> [What to do]
Print every line of the material below verbatim, leaving out the pictures.

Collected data
• • • • •

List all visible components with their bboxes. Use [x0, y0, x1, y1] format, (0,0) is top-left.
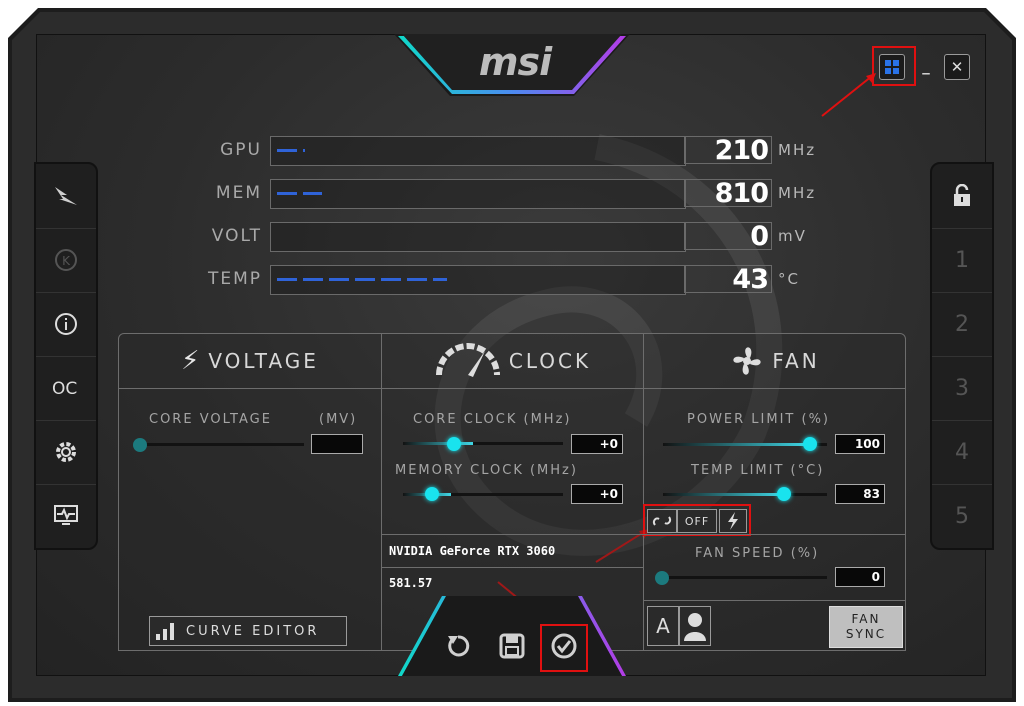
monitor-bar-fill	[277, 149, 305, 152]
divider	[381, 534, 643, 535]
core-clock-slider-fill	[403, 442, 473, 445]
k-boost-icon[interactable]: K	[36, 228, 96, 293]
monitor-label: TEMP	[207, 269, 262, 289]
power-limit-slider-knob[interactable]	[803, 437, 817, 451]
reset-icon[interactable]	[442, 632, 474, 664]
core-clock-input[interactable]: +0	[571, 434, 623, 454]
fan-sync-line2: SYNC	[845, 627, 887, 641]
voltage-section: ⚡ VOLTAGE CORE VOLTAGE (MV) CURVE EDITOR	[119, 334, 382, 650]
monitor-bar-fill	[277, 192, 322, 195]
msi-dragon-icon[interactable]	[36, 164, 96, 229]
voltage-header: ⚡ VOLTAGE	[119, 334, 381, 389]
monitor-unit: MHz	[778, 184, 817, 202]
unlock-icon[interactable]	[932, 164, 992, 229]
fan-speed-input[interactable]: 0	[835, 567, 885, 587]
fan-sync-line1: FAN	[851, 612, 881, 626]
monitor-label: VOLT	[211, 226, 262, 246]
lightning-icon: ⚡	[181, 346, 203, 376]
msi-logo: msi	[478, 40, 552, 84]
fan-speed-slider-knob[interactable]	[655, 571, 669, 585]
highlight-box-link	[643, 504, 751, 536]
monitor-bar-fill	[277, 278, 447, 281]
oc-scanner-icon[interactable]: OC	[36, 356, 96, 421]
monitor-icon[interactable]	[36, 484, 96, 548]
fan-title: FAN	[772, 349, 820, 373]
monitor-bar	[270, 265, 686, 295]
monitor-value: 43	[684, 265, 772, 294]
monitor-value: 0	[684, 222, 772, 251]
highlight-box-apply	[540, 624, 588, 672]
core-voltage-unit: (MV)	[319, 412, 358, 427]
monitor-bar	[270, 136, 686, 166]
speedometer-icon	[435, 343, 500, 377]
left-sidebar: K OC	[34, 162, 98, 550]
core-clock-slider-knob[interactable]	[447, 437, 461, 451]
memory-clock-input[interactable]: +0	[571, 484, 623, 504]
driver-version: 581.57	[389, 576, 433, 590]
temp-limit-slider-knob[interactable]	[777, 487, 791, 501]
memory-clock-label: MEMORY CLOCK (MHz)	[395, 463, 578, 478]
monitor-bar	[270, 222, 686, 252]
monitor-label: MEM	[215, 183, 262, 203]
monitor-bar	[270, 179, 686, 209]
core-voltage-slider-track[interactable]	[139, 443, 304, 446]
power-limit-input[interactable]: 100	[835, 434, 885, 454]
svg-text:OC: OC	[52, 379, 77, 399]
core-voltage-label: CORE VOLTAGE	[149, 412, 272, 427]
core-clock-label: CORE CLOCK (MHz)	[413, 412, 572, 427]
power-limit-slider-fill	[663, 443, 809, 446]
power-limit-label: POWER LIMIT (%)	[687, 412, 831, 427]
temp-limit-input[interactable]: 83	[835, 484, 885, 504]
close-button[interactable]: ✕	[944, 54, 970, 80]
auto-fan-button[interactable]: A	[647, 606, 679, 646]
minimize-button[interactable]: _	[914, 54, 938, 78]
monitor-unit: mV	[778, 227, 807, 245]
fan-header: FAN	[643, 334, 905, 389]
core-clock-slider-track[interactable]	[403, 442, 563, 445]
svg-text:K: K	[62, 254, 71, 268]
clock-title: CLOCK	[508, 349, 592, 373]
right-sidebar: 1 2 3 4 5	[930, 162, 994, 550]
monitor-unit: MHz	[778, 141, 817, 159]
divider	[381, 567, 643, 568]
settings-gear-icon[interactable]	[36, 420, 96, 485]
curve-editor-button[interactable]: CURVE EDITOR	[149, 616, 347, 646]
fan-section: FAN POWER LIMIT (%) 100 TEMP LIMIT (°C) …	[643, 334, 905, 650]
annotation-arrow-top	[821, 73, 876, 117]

• • • • •

> [Final result]
List all visible components with their bboxes. Use [x0, y0, x1, y1] format, (0,0) is top-left.
monitor-bar-fill	[277, 149, 305, 152]
divider	[381, 534, 643, 535]
core-clock-slider-fill	[403, 442, 473, 445]
k-boost-icon[interactable]: K	[36, 228, 96, 293]
monitor-label: TEMP	[207, 269, 262, 289]
power-limit-slider-knob[interactable]	[803, 437, 817, 451]
reset-icon[interactable]	[442, 632, 474, 664]
core-clock-input[interactable]: +0	[571, 434, 623, 454]
fan-sync-line2: SYNC	[845, 627, 887, 641]
voltage-section: ⚡ VOLTAGE CORE VOLTAGE (MV) CURVE EDITOR	[119, 334, 382, 650]
monitor-bar-fill	[277, 192, 322, 195]
msi-dragon-icon[interactable]	[36, 164, 96, 229]
voltage-header: ⚡ VOLTAGE	[119, 334, 381, 389]
monitor-unit: MHz	[778, 184, 817, 202]
unlock-icon[interactable]	[932, 164, 992, 229]
fan-speed-input[interactable]: 0	[835, 567, 885, 587]
fan-sync-line1: FAN	[851, 612, 881, 626]
monitor-label: VOLT	[211, 226, 262, 246]
lightning-icon: ⚡	[181, 346, 203, 376]
msi-logo: msi	[478, 40, 552, 84]
fan-speed-slider-knob[interactable]	[655, 571, 669, 585]
highlight-box-link	[643, 504, 751, 536]
monitor-bar-fill	[277, 278, 447, 281]
oc-scanner-icon[interactable]: OC	[36, 356, 96, 421]
monitor-icon[interactable]	[36, 484, 96, 548]
fan-title: FAN	[772, 349, 820, 373]
monitor-bar	[270, 265, 686, 295]
monitor-value: 43	[684, 265, 772, 294]
monitor-value: 0	[684, 222, 772, 251]
highlight-box-apply	[540, 624, 588, 672]
core-voltage-unit: (MV)	[319, 412, 358, 427]
monitor-bar	[270, 136, 686, 166]
speedometer-icon	[435, 343, 500, 377]
left-sidebar: K OC	[34, 162, 98, 550]
core-clock-slider-knob[interactable]	[447, 437, 461, 451]
memory-clock-input[interactable]: +0	[571, 484, 623, 504]
driver-version: 581.57	[389, 576, 433, 590]
temp-limit-slider-knob[interactable]	[777, 487, 791, 501]
memory-clock-label: MEMORY CLOCK (MHz)	[395, 463, 578, 478]
monitor-bar	[270, 222, 686, 252]
monitor-label: MEM	[215, 183, 262, 203]
monitor-bar	[270, 179, 686, 209]
core-voltage-slider-track[interactable]	[139, 443, 304, 446]
power-limit-input[interactable]: 100	[835, 434, 885, 454]
svg-text:OC: OC	[52, 379, 77, 399]
core-voltage-label: CORE VOLTAGE	[149, 412, 272, 427]
core-clock-label: CORE CLOCK (MHz)	[413, 412, 572, 427]
power-limit-slider-fill	[663, 443, 809, 446]
power-limit-label: POWER LIMIT (%)	[687, 412, 831, 427]
temp-limit-input[interactable]: 83	[835, 484, 885, 504]
close-button[interactable]: ✕	[944, 54, 970, 80]
auto-fan-button[interactable]: A	[647, 606, 679, 646]
minimize-button[interactable]: _	[914, 54, 938, 78]
monitor-unit: mV	[778, 227, 807, 245]
fan-header: FAN	[643, 334, 905, 389]
core-clock-slider-track[interactable]	[403, 442, 563, 445]
svg-text:K: K	[62, 254, 71, 268]
clock-title: CLOCK	[508, 349, 592, 373]
right-sidebar: 1 2 3 4 5	[930, 162, 994, 550]
monitor-unit: MHz	[778, 141, 817, 159]
divider	[381, 567, 643, 568]
settings-gear-icon[interactable]	[36, 420, 96, 485]
curve-editor-button[interactable]: CURVE EDITOR	[149, 616, 347, 646]
fan-section: FAN POWER LIMIT (%) 100 TEMP LIMIT (°C) …	[643, 334, 905, 650]
annotation-arrow-top	[821, 73, 876, 117]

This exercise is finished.